--- Listed entries ---

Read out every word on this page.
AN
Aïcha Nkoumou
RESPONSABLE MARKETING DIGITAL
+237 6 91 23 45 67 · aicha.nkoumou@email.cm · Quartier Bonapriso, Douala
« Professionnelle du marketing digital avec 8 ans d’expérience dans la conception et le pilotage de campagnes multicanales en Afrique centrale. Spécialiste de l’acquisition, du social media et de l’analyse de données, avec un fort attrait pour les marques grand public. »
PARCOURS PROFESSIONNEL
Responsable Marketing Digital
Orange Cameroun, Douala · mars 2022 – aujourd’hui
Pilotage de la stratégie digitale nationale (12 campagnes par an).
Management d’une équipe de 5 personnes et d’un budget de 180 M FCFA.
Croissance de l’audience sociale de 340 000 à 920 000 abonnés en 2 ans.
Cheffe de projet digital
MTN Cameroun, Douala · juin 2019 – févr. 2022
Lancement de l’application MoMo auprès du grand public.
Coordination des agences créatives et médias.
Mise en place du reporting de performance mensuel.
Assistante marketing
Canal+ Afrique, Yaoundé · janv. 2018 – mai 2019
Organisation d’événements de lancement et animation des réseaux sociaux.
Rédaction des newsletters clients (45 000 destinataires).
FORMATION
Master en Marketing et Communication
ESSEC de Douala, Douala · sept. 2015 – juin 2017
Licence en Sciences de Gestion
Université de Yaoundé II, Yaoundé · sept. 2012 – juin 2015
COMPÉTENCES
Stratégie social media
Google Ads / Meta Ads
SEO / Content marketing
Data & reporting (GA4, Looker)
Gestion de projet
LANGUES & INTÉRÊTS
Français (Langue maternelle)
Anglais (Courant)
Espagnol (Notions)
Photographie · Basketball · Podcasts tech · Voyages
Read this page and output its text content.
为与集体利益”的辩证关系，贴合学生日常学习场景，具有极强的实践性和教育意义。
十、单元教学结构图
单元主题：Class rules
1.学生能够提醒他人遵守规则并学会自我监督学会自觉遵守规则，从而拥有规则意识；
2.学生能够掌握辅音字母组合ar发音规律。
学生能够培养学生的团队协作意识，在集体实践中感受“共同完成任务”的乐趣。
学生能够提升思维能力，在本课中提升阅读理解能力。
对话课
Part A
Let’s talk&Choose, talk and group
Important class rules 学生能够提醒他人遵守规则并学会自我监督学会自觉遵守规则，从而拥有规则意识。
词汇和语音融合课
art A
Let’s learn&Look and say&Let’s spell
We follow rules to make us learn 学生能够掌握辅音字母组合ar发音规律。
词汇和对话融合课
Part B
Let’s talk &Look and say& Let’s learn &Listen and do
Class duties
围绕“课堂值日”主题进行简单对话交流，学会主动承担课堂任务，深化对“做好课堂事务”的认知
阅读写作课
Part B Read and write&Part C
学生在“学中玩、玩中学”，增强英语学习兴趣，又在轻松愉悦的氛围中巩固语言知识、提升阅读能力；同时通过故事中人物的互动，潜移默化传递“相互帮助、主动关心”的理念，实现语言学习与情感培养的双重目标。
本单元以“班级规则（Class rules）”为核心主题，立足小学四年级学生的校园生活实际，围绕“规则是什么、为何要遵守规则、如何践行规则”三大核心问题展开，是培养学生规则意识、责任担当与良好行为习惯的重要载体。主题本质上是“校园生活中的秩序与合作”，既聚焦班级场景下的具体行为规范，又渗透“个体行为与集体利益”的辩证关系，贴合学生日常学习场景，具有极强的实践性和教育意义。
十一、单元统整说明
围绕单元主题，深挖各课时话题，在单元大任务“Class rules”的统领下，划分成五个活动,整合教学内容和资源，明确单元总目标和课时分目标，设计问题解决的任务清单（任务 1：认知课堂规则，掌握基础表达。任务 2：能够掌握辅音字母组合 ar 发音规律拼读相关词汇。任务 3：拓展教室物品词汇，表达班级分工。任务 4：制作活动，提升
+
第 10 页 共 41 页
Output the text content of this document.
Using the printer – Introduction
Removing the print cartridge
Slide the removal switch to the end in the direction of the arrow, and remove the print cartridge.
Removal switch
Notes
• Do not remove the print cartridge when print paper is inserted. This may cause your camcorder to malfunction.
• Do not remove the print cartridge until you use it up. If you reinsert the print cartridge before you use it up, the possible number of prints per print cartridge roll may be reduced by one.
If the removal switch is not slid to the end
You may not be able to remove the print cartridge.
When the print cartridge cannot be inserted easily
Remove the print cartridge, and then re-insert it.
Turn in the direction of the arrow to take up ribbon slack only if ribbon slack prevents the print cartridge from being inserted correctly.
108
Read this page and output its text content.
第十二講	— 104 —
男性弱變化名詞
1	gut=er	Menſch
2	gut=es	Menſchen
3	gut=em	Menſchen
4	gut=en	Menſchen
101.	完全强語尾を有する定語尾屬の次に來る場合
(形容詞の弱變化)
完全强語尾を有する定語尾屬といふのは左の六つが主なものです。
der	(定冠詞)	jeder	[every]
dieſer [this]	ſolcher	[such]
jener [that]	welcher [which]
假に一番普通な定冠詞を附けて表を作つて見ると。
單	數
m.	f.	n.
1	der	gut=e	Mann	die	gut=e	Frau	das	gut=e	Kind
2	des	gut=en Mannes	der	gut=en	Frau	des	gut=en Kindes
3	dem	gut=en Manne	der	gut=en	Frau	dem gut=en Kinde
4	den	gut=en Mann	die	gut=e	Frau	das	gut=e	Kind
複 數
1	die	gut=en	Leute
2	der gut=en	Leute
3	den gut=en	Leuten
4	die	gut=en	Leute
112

---

* _Aim_
The records above must be repeated exactly, every one of them.

* _Task result_
Read out every word on this page.
AN
Aïcha Nkoumou
RESPONSABLE MARKETING DIGITAL
+237 6 91 23 45 67 · aicha.nkoumou@email.cm · Quartier Bonapriso, Douala
« Professionnelle du marketing digital avec 8 ans d’expérience dans la conception et le pilotage de campagnes multicanales en Afrique centrale. Spécialiste de l’acquisition, du social media et de l’analyse de données, avec un fort attrait pour les marques grand public. »
PARCOURS PROFESSIONNEL
Responsable Marketing Digital
Orange Cameroun, Douala · mars 2022 – aujourd’hui
Pilotage de la stratégie digitale nationale (12 campagnes par an).
Management d’une équipe de 5 personnes et d’un budget de 180 M FCFA.
Croissance de l’audience sociale de 340 000 à 920 000 abonnés en 2 ans.
Cheffe de projet digital
MTN Cameroun, Douala · juin 2019 – févr. 2022
Lancement de l’application MoMo auprès du grand public.
Coordination des agences créatives et médias.
Mise en place du reporting de performance mensuel.
Assistante marketing
Canal+ Afrique, Yaoundé · janv. 2018 – mai 2019
Organisation d’événements de lancement et animation des réseaux sociaux.
Rédaction des newsletters clients (45 000 destinataires).
FORMATION
Master en Marketing et Communication
ESSEC de Douala, Douala · sept. 2015 – juin 2017
Licence en Sciences de Gestion
Université de Yaoundé II, Yaoundé · sept. 2012 – juin 2015
COMPÉTENCES
Stratégie social media
Google Ads / Meta Ads
SEO / Content marketing
Data & reporting (GA4, Looker)
Gestion de projet
LANGUES & INTÉRÊTS
Français (Langue maternelle)
Anglais (Courant)
Espagnol (Notions)
Photographie · Basketball · Podcasts tech · Voyages
Read this page and output its text content.
为与集体利益”的辩证关系，贴合学生日常学习场景，具有极强的实践性和教育意义。
十、单元教学结构图
单元主题：Class rules
1.学生能够提醒他人遵守规则并学会自我监督学会自觉遵守规则，从而拥有规则意识；
2.学生能够掌握辅音字母组合ar发音规律。
学生能够培养学生的团队协作意识，在集体实践中感受“共同完成任务”的乐趣。
学生能够提升思维能力，在本课中提升阅读理解能力。
对话课
Part A
Let’s talk&Choose, talk and group
Important class rules 学生能够提醒他人遵守规则并学会自我监督学会自觉遵守规则，从而拥有规则意识。
词汇和语音融合课
art A
Let’s learn&Look and say&Let’s spell
We follow rules to make us learn 学生能够掌握辅音字母组合ar发音规律。
词汇和对话融合课
Part B
Let’s talk &Look and say& Let’s learn &Listen and do
Class duties
围绕“课堂值日”主题进行简单对话交流，学会主动承担课堂任务，深化对“做好课堂事务”的认知
阅读写作课
Part B Read and write&Part C
学生在“学中玩、玩中学”，增强英语学习兴趣，又在轻松愉悦的氛围中巩固语言知识、提升阅读能力；同时通过故事中人物的互动，潜移默化传递“相互帮助、主动关心”的理念，实现语言学习与情感培养的双重目标。
本单元以“班级规则（Class rules）”为核心主题，立足小学四年级学生的校园生活实际，围绕“规则是什么、为何要遵守规则、如何践行规则”三大核心问题展开，是培养学生规则意识、责任担当与良好行为习惯的重要载体。主题本质上是“校园生活中的秩序与合作”，既聚焦班级场景下的具体行为规范，又渗透“个体行为与集体利益”的辩证关系，贴合学生日常学习场景，具有极强的实践性和教育意义。
十一、单元统整说明
围绕单元主题，深挖各课时话题，在单元大任务“Class rules”的统领下，划分成五个活动,整合教学内容和资源，明确单元总目标和课时分目标，设计问题解决的任务清单（任务 1：认知课堂规则，掌握基础表达。任务 2：能够掌握辅音字母组合 ar 发音规律拼读相关词汇。任务 3：拓展教室物品词汇，表达班级分工。任务 4：制作活动，提升
+
第 10 页 共 41 页
Output the text content of this document.
Using the printer – Introduction
Removing the print cartridge
Slide the removal switch to the end in the direction of the arrow, and remove the print cartridge.
Removal switch
Notes
• Do not remove the print cartridge when print paper is inserted. This may cause your camcorder to malfunction.
• Do not remove the print cartridge until you use it up. If you reinsert the print cartridge before you use it up, the possible number of prints per print cartridge roll may be reduced by one.
If the removal switch is not slid to the end
You may not be able to remove the print cartridge.
When the print cartridge cannot be inserted easily
Remove the print cartridge, and then re-insert it.
Turn in the direction of the arrow to take up ribbon slack only if ribbon slack prevents the print cartridge from being inserted correctly.
108
Read this page and output its text content.
第十二講	— 104 —
男性弱變化名詞
1	gut=er	Menſch
2	gut=es	Menſchen
3	gut=em	Menſchen
4	gut=en	Menſchen
101.	完全强語尾を有する定語尾屬の次に來る場合
(形容詞の弱變化)
完全强語尾を有する定語尾屬といふのは左の六つが主なものです。
der	(定冠詞)	jeder	[every]
dieſer [this]	ſolcher	[such]
jener [that]	welcher [which]
假に一番普通な定冠詞を附けて表を作つて見ると。
單	數
m.	f.	n.
1	der	gut=e	Mann	die	gut=e	Frau	das	gut=e	Kind
2	des	gut=en Mannes	der	gut=en	Frau	des	gut=en Kindes
3	dem	gut=en Manne	der	gut=en	Frau	dem gut=en Kinde
4	den	gut=en Mann	die	gut=e	Frau	das	gut=e	Kind
複 數
1	die	gut=en	Leute
2	der gut=en	Leute
3	den gut=en	Leuten
4	die	gut=en	Leute
112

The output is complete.